Exercise description: Reproduce all the entries exactly.

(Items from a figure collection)
┌──
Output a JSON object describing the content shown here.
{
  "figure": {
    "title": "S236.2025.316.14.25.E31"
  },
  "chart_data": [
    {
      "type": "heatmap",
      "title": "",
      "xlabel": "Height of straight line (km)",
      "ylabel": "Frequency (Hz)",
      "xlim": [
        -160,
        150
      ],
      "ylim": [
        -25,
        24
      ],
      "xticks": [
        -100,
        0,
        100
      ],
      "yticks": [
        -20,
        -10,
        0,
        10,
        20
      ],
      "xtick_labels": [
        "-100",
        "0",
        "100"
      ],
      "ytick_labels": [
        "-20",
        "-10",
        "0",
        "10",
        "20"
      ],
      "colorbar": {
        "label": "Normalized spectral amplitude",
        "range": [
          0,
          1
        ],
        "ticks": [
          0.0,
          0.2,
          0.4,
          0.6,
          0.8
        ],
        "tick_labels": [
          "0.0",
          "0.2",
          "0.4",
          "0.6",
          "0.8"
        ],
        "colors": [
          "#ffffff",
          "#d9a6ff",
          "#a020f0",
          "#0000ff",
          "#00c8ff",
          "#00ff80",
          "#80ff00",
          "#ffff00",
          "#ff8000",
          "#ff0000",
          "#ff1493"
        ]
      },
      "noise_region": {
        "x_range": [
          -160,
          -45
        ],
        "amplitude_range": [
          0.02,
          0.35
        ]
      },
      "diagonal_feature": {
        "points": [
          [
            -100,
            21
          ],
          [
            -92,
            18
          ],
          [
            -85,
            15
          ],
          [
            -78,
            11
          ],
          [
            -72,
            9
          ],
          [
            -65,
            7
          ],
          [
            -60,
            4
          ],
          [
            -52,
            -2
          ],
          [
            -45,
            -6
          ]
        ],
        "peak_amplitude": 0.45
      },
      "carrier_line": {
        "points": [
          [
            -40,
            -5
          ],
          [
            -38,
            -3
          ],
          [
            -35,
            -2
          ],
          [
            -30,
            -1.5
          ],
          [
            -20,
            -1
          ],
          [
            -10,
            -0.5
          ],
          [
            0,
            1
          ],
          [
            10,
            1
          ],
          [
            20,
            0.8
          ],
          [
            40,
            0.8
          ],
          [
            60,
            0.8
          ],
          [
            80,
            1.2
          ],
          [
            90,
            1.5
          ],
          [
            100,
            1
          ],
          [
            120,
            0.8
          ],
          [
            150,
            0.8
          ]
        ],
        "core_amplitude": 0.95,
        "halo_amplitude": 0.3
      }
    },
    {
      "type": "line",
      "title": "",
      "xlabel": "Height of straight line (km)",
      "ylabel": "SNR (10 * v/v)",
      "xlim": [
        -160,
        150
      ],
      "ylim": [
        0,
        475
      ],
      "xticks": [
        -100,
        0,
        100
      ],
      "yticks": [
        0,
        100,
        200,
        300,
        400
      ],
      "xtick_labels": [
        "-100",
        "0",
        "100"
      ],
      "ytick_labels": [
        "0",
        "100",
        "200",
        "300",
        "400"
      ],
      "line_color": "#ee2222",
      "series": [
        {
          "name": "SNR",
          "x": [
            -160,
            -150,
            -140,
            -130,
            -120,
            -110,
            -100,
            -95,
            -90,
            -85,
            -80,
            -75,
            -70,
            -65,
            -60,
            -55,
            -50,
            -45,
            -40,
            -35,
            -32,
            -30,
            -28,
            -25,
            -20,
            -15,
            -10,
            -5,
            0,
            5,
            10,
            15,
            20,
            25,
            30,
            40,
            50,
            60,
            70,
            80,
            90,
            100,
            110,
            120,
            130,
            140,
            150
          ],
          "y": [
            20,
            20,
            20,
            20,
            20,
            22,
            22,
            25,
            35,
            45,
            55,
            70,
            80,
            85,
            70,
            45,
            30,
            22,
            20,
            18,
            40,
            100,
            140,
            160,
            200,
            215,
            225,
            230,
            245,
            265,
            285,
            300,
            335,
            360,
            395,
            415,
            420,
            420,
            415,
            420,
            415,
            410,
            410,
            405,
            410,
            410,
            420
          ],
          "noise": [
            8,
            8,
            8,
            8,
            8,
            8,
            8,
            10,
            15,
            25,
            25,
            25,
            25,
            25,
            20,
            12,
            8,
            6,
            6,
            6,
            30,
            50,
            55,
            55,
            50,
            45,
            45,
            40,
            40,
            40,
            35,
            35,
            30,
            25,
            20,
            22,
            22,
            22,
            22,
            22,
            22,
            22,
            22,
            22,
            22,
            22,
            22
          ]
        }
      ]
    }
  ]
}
└──
Answer for this exercise:
Output a JSON object describing the content shown here.
{
  "figure": {
    "title": "S236.2025.316.14.25.E31"
  },
  "chart_data": [
    {
      "type": "heatmap",
      "title": "",
      "xlabel": "Height of straight line (km)",
      "ylabel": "Frequency (Hz)",
      "xlim": [
        -160,
        150
      ],
      "ylim": [
        -25,
        24
      ],
      "xticks": [
        -100,
        0,
        100
      ],
      "yticks": [
        -20,
        -10,
        0,
        10,
        20
      ],
      "xtick_labels": [
        "-100",
        "0",
        "100"
      ],
      "ytick_labels": [
        "-20",
        "-10",
        "0",
        "10",
        "20"
      ],
      "colorbar": {
        "label": "Normalized spectral amplitude",
        "range": [
          0,
          1
        ],
        "ticks": [
          0.0,
          0.2,
          0.4,
          0.6,
          0.8
        ],
        "tick_labels": [
          "0.0",
          "0.2",
          "0.4",
          "0.6",
          "0.8"
        ],
        "colors": [
          "#ffffff",
          "#d9a6ff",
          "#a020f0",
          "#0000ff",
          "#00c8ff",
          "#00ff80",
          "#80ff00",
          "#ffff00",
          "#ff8000",
          "#ff0000",
          "#ff1493"
        ]
      },
      "noise_region": {
        "x_range": [
          -160,
          -45
        ],
        "amplitude_range": [
          0.02,
          0.35
        ]
      },
      "diagonal_feature": {
        "points": [
          [
            -100,
            21
          ],
          [
            -92,
            18
          ],
          [
            -85,
            15
          ],
          [
            -78,
            11
          ],
          [
            -72,
            9
          ],
          [
            -65,
            7
          ],
          [
            -60,
            4
          ],
          [
            -52,
            -2
          ],
          [
            -45,
            -6
          ]
        ],
        "peak_amplitude": 0.45
      },
      "carrier_line": {
        "points": [
          [
            -40,
            -5
          ],
          [
            -38,
            -3
          ],
          [
            -35,
            -2
          ],
          [
            -30,
            -1.5
          ],
          [
            -20,
            -1
          ],
          [
            -10,
            -0.5
          ],
          [
            0,
            1
          ],
          [
            10,
            1
          ],
          [
            20,
            0.8
          ],
          [
            40,
            0.8
          ],
          [
            60,
            0.8
          ],
          [
            80,
            1.2
          ],
          [
            90,
            1.5
          ],
          [
            100,
            1
          ],
          [
            120,
            0.8
          ],
          [
            150,
            0.8
          ]
        ],
        "core_amplitude": 0.95,
        "halo_amplitude": 0.3
      }
    },
    {
      "type": "line",
      "title": "",
      "xlabel": "Height of straight line (km)",
      "ylabel": "SNR (10 * v/v)",
      "xlim": [
        -160,
        150
      ],
      "ylim": [
        0,
        475
      ],
      "xticks": [
        -100,
        0,
        100
      ],
      "yticks": [
        0,
        100,
        200,
        300,
        400
      ],
      "xtick_labels": [
        "-100",
        "0",
        "100"
      ],
      "ytick_labels": [
        "0",
        "100",
        "200",
        "300",
        "400"
      ],
      "line_color": "#ee2222",
      "series": [
        {
          "name": "SNR",
          "x": [
            -160,
            -150,
            -140,
            -130,
            -120,
            -110,
            -100,
            -95,
            -90,
            -85,
            -80,
            -75,
            -70,
            -65,
            -60,
            -55,
            -50,
            -45,
            -40,
            -35,
            -32,
            -30,
            -28,
            -25,
            -20,
            -15,
            -10,
            -5,
            0,
            5,
            10,
            15,
            20,
            25,
            30,
            40,
            50,
            60,
            70,
            80,
            90,
            100,
            110,
            120,
            130,
            140,
            150
          ],
          "y": [
            20,
            20,
            20,
            20,
            20,
            22,
            22,
            25,
            35,
            45,
            55,
            70,
            80,
            85,
            70,
            45,
            30,
            22,
            20,
            18,
            40,
            100,
            140,
            160,
            200,
            215,
            225,
            230,
            245,
            265,
            285,
            300,
            335,
            360,
            395,
            415,
            420,
            420,
            415,
            420,
            415,
            410,
            410,
            405,
            410,
            410,
            420
          ],
          "noise": [
            8,
            8,
            8,
            8,
            8,
            8,
            8,
            10,
            15,
            25,
            25,
            25,
            25,
            25,
            20,
            12,
            8,
            6,
            6,
            6,
            30,
            50,
            55,
            55,
            50,
            45,
            45,
            40,
            40,
            40,
            35,
            35,
            30,
            25,
            20,
            22,
            22,
            22,
            22,
            22,
            22,
            22,
            22,
            22,
            22,
            22,
            22
          ]
        }
      ]
    }
  ]
}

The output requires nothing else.